Data extract:
= = = =

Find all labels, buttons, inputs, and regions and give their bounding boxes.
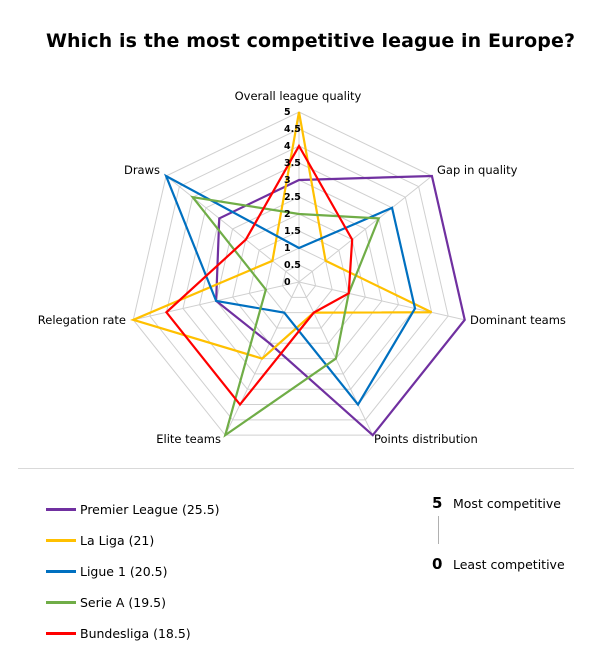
radar-tick-labels: 0 0.5 1 1.5 2 2.5 3 3.5 4 4.5 5: [284, 107, 301, 288]
legend-swatch: [46, 601, 76, 604]
grid-spoke: [165, 175, 300, 283]
radar-chart: 0 0.5 1 1.5 2 2.5 3 3.5 4 4.5 5 Overall league qua…: [38, 89, 566, 446]
series-line-3: [190, 195, 381, 438]
scale-min-label: Least competitive: [453, 557, 565, 572]
tick-label: 1: [284, 243, 291, 254]
legend-item: Premier League (25.5): [46, 494, 306, 525]
grid-ring: [232, 213, 366, 344]
chart-legend: Premier League (25.5) La Liga (21) Ligue 1…: [46, 494, 306, 649]
tick-label: 2.5: [284, 192, 301, 203]
axis-label: Draws: [124, 163, 160, 177]
axis-label: Dominant teams: [470, 313, 566, 327]
axis-label: Overall league quality: [235, 89, 362, 103]
axis-label: Points distribution: [374, 432, 478, 446]
scale-line: [438, 516, 439, 544]
legend-swatch: [46, 632, 76, 635]
series-line-2: [163, 173, 417, 407]
divider: [18, 468, 574, 469]
legend-swatch: [46, 570, 76, 573]
radar-grid: [132, 111, 466, 436]
axis-label: Elite teams: [156, 432, 221, 446]
series-line-4: [164, 143, 354, 407]
series-line-1: [130, 111, 433, 360]
grid-ring: [165, 145, 433, 406]
legend-swatch: [46, 539, 76, 542]
grid-ring: [248, 230, 350, 329]
tick-label: 5: [284, 107, 291, 118]
radar-series: [130, 111, 466, 438]
tick-label: 4.5: [284, 124, 301, 135]
tick-label: 4: [284, 141, 291, 152]
grid-ring: [149, 128, 449, 421]
scale-min-value: 0: [432, 555, 443, 573]
legend-label: Premier League (25.5): [80, 502, 220, 517]
grid-spoke: [298, 281, 465, 321]
grid-ring: [215, 196, 383, 360]
tick-label: 1.5: [284, 226, 301, 237]
axis-label: Gap in quality: [437, 163, 518, 177]
legend-item: Bundesliga (18.5): [46, 618, 306, 649]
legend-swatch: [46, 508, 76, 511]
tick-label: 3.5: [284, 158, 301, 169]
axis-label: Relegation rate: [38, 313, 126, 327]
legend-item: Serie A (19.5): [46, 587, 306, 618]
legend-item: Ligue 1 (20.5): [46, 556, 306, 587]
scale-key: 5 Most competitive 0 Least competitive: [432, 494, 592, 584]
grid-spoke: [298, 175, 433, 283]
legend-label: Bundesliga (18.5): [80, 626, 191, 641]
legend-item: La Liga (21): [46, 525, 306, 556]
radar-axis-labels: Overall league quality Gap in quality Domi…: [38, 89, 566, 446]
tick-label: 0: [284, 277, 291, 288]
legend-label: Ligue 1 (20.5): [80, 564, 168, 579]
grid-ring: [265, 247, 333, 314]
tick-label: 2: [284, 209, 291, 220]
tick-label: 3: [284, 175, 291, 186]
scale-max-label: Most competitive: [453, 496, 561, 511]
tick-label: 0.5: [284, 260, 301, 271]
scale-max-value: 5: [432, 494, 443, 512]
chart-title: Which is the most competitive league in …: [46, 30, 576, 52]
grid-ring: [199, 179, 399, 375]
grid-ring: [281, 264, 317, 298]
legend-label: Serie A (19.5): [80, 595, 167, 610]
legend-label: La Liga (21): [80, 533, 155, 548]
series-line-0: [215, 174, 466, 437]
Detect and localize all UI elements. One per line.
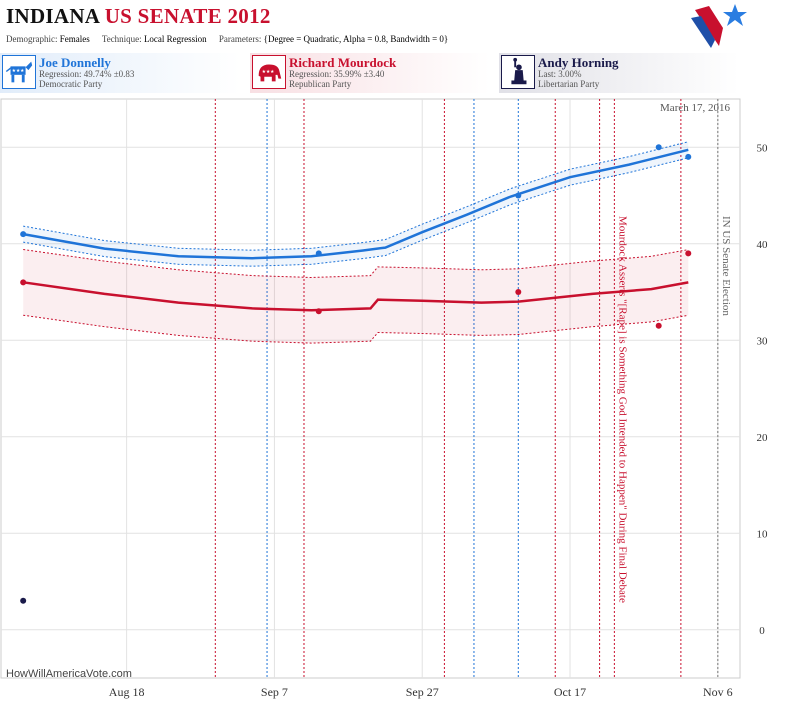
title-state: INDIANA	[6, 4, 100, 28]
svg-text:★★★: ★★★	[262, 69, 275, 75]
y-tick-label: 10	[757, 528, 769, 540]
trend-line	[23, 281, 689, 312]
chart-date-label: March 17, 2016	[660, 102, 730, 114]
x-tick-label: Sep 7	[261, 685, 288, 699]
donkey-icon: ★★★	[2, 55, 36, 89]
y-tick-label: 20	[757, 432, 769, 444]
poll-point	[655, 144, 662, 151]
x-tick-label: Nov 6	[703, 685, 733, 699]
header: INDIANA US SENATE 2012 Demographic: Fema…	[0, 0, 789, 52]
title-race: US SENATE 2012	[104, 4, 271, 28]
x-tick-label: Sep 27	[406, 685, 439, 699]
poll-point	[315, 250, 322, 257]
y-tick-label: 30	[757, 335, 769, 347]
band-lower-line	[23, 314, 689, 344]
candidate-party: Republican Party	[289, 79, 352, 89]
poll-point	[655, 322, 662, 329]
svg-text:★★★: ★★★	[12, 68, 25, 74]
poll-point	[515, 192, 522, 199]
poll-point	[315, 308, 322, 315]
candidate-card-horning[interactable]: Andy Horning Last: 3.00% Libertarian Par…	[499, 53, 739, 93]
candidate-card-donnelly[interactable]: ★★★ Joe Donnelly Regression: 49.74% ±0.8…	[0, 53, 240, 93]
y-tick-label: 40	[757, 239, 769, 251]
event-annotation: IN US Senate Election	[720, 216, 732, 316]
candidate-name: Joe Donnelly	[39, 55, 111, 70]
y-tick-label: 50	[757, 142, 769, 154]
candidate-card-mourdock[interactable]: ★★★ Richard Mourdock Regression: 35.99% …	[250, 53, 490, 93]
poll-point	[20, 279, 27, 286]
technique-label: Technique:	[101, 34, 142, 44]
candidate-stat: Regression: 49.74% ±0.83	[39, 69, 135, 79]
parameters-label: Parameters:	[218, 34, 262, 44]
candidate-party: Libertarian Party	[538, 79, 600, 89]
demographic-value: Females	[59, 34, 90, 44]
poll-point	[685, 153, 692, 160]
candidate-stat: Regression: 35.99% ±3.40	[289, 69, 385, 79]
y-tick-label: 0	[759, 625, 765, 637]
candidate-stat: Last: 3.00%	[538, 69, 582, 79]
candidate-name: Richard Mourdock	[289, 55, 397, 70]
candidate-party: Democratic Party	[39, 79, 103, 89]
confidence-band	[23, 141, 689, 267]
x-tick-label: Aug 18	[109, 685, 145, 699]
band-upper-line	[23, 249, 689, 279]
demographic-label: Demographic:	[6, 34, 58, 44]
plot-area	[0, 98, 741, 679]
band-lower-line	[23, 157, 689, 267]
page-title: INDIANA US SENATE 2012	[6, 4, 271, 29]
poll-point	[685, 250, 692, 257]
x-tick-label: Oct 17	[554, 685, 586, 699]
poll-point	[515, 289, 522, 295]
candidate-name: Andy Horning	[538, 55, 619, 70]
elephant-icon: ★★★	[252, 55, 286, 89]
band-upper-line	[23, 141, 689, 251]
technique-value: Local Regression	[143, 34, 207, 44]
candidate-cards: ★★★ Joe Donnelly Regression: 49.74% ±0.8…	[0, 53, 789, 93]
poll-point	[20, 597, 27, 604]
site-credit[interactable]: HowWillAmericaVote.com	[6, 668, 132, 680]
trend-line	[22, 148, 689, 260]
statue-of-liberty-icon	[501, 55, 535, 89]
site-logo-icon[interactable]	[689, 2, 753, 50]
confidence-band	[23, 249, 689, 344]
parameters-value: {Degree = Quadratic, Alpha = 0.8, Bandwi…	[263, 34, 449, 44]
parameters-line: Demographic: Females Technique: Local Re…	[6, 34, 458, 44]
poll-point	[20, 231, 27, 238]
event-annotation: Mourdock Asserts "[Rape] is Something Go…	[616, 216, 628, 603]
polling-chart: 0 10 20 30 40 50 Aug 18 Sep 7 Sep 27 Oct 17 Nov 6 M…	[0, 98, 769, 699]
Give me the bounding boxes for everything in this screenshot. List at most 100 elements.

= = = =

Exercise brief:
Copy out all of the data above line for line without changing anything, and omit the pictures.

Correct result:
Find all labels, buttons, inputs, and regions and give their bounding boxes.
radar-tick-labels: 0 0.5 1 1.5 2 2.5 3 3.5 4 4.5 5: [284, 107, 301, 288]
legend-swatch: [46, 601, 76, 604]
grid-spoke: [165, 175, 300, 283]
radar-chart: 0 0.5 1 1.5 2 2.5 3 3.5 4 4.5 5 Overall league qua…: [38, 89, 566, 446]
series-line-3: [190, 195, 381, 438]
scale-min-label: Least competitive: [453, 557, 565, 572]
tick-label: 1: [284, 243, 291, 254]
legend-item: Premier League (25.5): [46, 494, 306, 525]
grid-ring: [232, 213, 366, 344]
chart-legend: Premier League (25.5) La Liga (21) Ligue 1…: [46, 494, 306, 649]
tick-label: 2.5: [284, 192, 301, 203]
axis-label: Draws: [124, 163, 160, 177]
axis-label: Dominant teams: [470, 313, 566, 327]
axis-label: Overall league quality: [235, 89, 362, 103]
axis-label: Points distribution: [374, 432, 478, 446]
scale-line: [438, 516, 439, 544]
legend-swatch: [46, 632, 76, 635]
series-line-2: [163, 173, 417, 407]
divider: [18, 468, 574, 469]
legend-swatch: [46, 570, 76, 573]
radar-grid: [132, 111, 466, 436]
axis-label: Elite teams: [156, 432, 221, 446]
series-line-4: [164, 143, 354, 407]
series-line-1: [130, 111, 433, 360]
grid-ring: [165, 145, 433, 406]
legend-swatch: [46, 539, 76, 542]
grid-ring: [248, 230, 350, 329]
tick-label: 5: [284, 107, 291, 118]
radar-series: [130, 111, 466, 438]
tick-label: 4.5: [284, 124, 301, 135]
tick-label: 4: [284, 141, 291, 152]
grid-ring: [149, 128, 449, 421]
scale-min-value: 0: [432, 555, 443, 573]
legend-label: Premier League (25.5): [80, 502, 220, 517]
grid-spoke: [298, 281, 465, 321]
grid-ring: [215, 196, 383, 360]
tick-label: 1.5: [284, 226, 301, 237]
axis-label: Gap in quality: [437, 163, 518, 177]
legend-item: Bundesliga (18.5): [46, 618, 306, 649]
legend-swatch: [46, 508, 76, 511]
tick-label: 3.5: [284, 158, 301, 169]
axis-label: Relegation rate: [38, 313, 126, 327]
legend-item: Serie A (19.5): [46, 587, 306, 618]
legend-item: Ligue 1 (20.5): [46, 556, 306, 587]
scale-key: 5 Most competitive 0 Least competitive: [432, 494, 592, 584]
grid-spoke: [298, 175, 433, 283]
legend-label: Bundesliga (18.5): [80, 626, 191, 641]
legend-item: La Liga (21): [46, 525, 306, 556]
radar-axis-labels: Overall league quality Gap in quality Domi…: [38, 89, 566, 446]
tick-label: 0: [284, 277, 291, 288]
legend-label: Ligue 1 (20.5): [80, 564, 168, 579]
grid-ring: [265, 247, 333, 314]
tick-label: 2: [284, 209, 291, 220]
tick-label: 3: [284, 175, 291, 186]
scale-max-label: Most competitive: [453, 496, 561, 511]
tick-label: 0.5: [284, 260, 301, 271]
scale-max-value: 5: [432, 494, 443, 512]
chart-title: Which is the most competitive league in …: [46, 30, 576, 52]
grid-ring: [199, 179, 399, 375]
grid-ring: [281, 264, 317, 298]
legend-label: Serie A (19.5): [80, 595, 167, 610]
legend-label: La Liga (21): [80, 533, 155, 548]
series-line-0: [215, 174, 466, 437]
Detect and localize all UI elements. One per line.
title-state: INDIANA	[6, 4, 100, 28]
svg-text:★★★: ★★★	[262, 69, 275, 75]
y-tick-label: 10	[757, 528, 769, 540]
trend-line	[23, 281, 689, 312]
chart-date-label: March 17, 2016	[660, 102, 730, 114]
x-tick-label: Sep 7	[261, 685, 288, 699]
donkey-icon: ★★★	[2, 55, 36, 89]
y-tick-label: 20	[757, 432, 769, 444]
poll-point	[655, 144, 662, 151]
x-tick-label: Nov 6	[703, 685, 733, 699]
header: INDIANA US SENATE 2012 Demographic: Fema…	[0, 0, 789, 52]
title-race: US SENATE 2012	[104, 4, 271, 28]
x-tick-label: Sep 27	[406, 685, 439, 699]
poll-point	[315, 250, 322, 257]
y-tick-label: 30	[757, 335, 769, 347]
band-lower-line	[23, 314, 689, 344]
candidate-party: Republican Party	[289, 79, 352, 89]
poll-point	[655, 322, 662, 329]
svg-text:★★★: ★★★	[12, 68, 25, 74]
poll-point	[515, 192, 522, 199]
poll-point	[315, 308, 322, 315]
candidate-card-horning[interactable]: Andy Horning Last: 3.00% Libertarian Par…	[499, 53, 739, 93]
candidate-card-donnelly[interactable]: ★★★ Joe Donnelly Regression: 49.74% ±0.8…	[0, 53, 240, 93]
y-tick-label: 40	[757, 239, 769, 251]
event-annotation: IN US Senate Election	[720, 216, 732, 316]
candidate-name: Joe Donnelly	[39, 55, 111, 70]
y-tick-label: 50	[757, 142, 769, 154]
candidate-card-mourdock[interactable]: ★★★ Richard Mourdock Regression: 35.99% …	[250, 53, 490, 93]
poll-point	[20, 279, 27, 286]
technique-label: Technique:	[101, 34, 142, 44]
candidate-stat: Regression: 49.74% ±0.83	[39, 69, 135, 79]
parameters-label: Parameters:	[218, 34, 262, 44]
candidate-party: Libertarian Party	[538, 79, 600, 89]
demographic-value: Females	[59, 34, 90, 44]
poll-point	[685, 153, 692, 160]
candidate-stat: Regression: 35.99% ±3.40	[289, 69, 385, 79]
y-tick-label: 0	[759, 625, 765, 637]
candidate-stat: Last: 3.00%	[538, 69, 582, 79]
candidate-name: Richard Mourdock	[289, 55, 397, 70]
candidate-party: Democratic Party	[39, 79, 103, 89]
confidence-band	[23, 141, 689, 267]
x-tick-label: Aug 18	[109, 685, 145, 699]
band-upper-line	[23, 249, 689, 279]
demographic-label: Demographic:	[6, 34, 58, 44]
plot-area	[0, 98, 741, 679]
band-lower-line	[23, 157, 689, 267]
page-title: INDIANA US SENATE 2012	[6, 4, 271, 29]
poll-point	[685, 250, 692, 257]
x-tick-label: Oct 17	[554, 685, 586, 699]
poll-point	[515, 289, 522, 295]
candidate-name: Andy Horning	[538, 55, 619, 70]
elephant-icon: ★★★	[252, 55, 286, 89]
band-upper-line	[23, 141, 689, 251]
technique-value: Local Regression	[143, 34, 207, 44]
candidate-cards: ★★★ Joe Donnelly Regression: 49.74% ±0.8…	[0, 53, 789, 93]
poll-point	[20, 597, 27, 604]
site-credit[interactable]: HowWillAmericaVote.com	[6, 668, 132, 680]
trend-line	[22, 148, 689, 260]
statue-of-liberty-icon	[501, 55, 535, 89]
site-logo-icon[interactable]	[689, 2, 753, 50]
confidence-band	[23, 249, 689, 344]
parameters-value: {Degree = Quadratic, Alpha = 0.8, Bandwi…	[263, 34, 449, 44]
parameters-line: Demographic: Females Technique: Local Re…	[6, 34, 458, 44]
poll-point	[20, 231, 27, 238]
event-annotation: Mourdock Asserts "[Rape] is Something Go…	[616, 216, 628, 603]
polling-chart: 0 10 20 30 40 50 Aug 18 Sep 7 Sep 27 Oct 17 Nov 6 M…	[0, 98, 769, 699]
Give me the bounding boxes for everything in this screenshot. List at most 100 elements.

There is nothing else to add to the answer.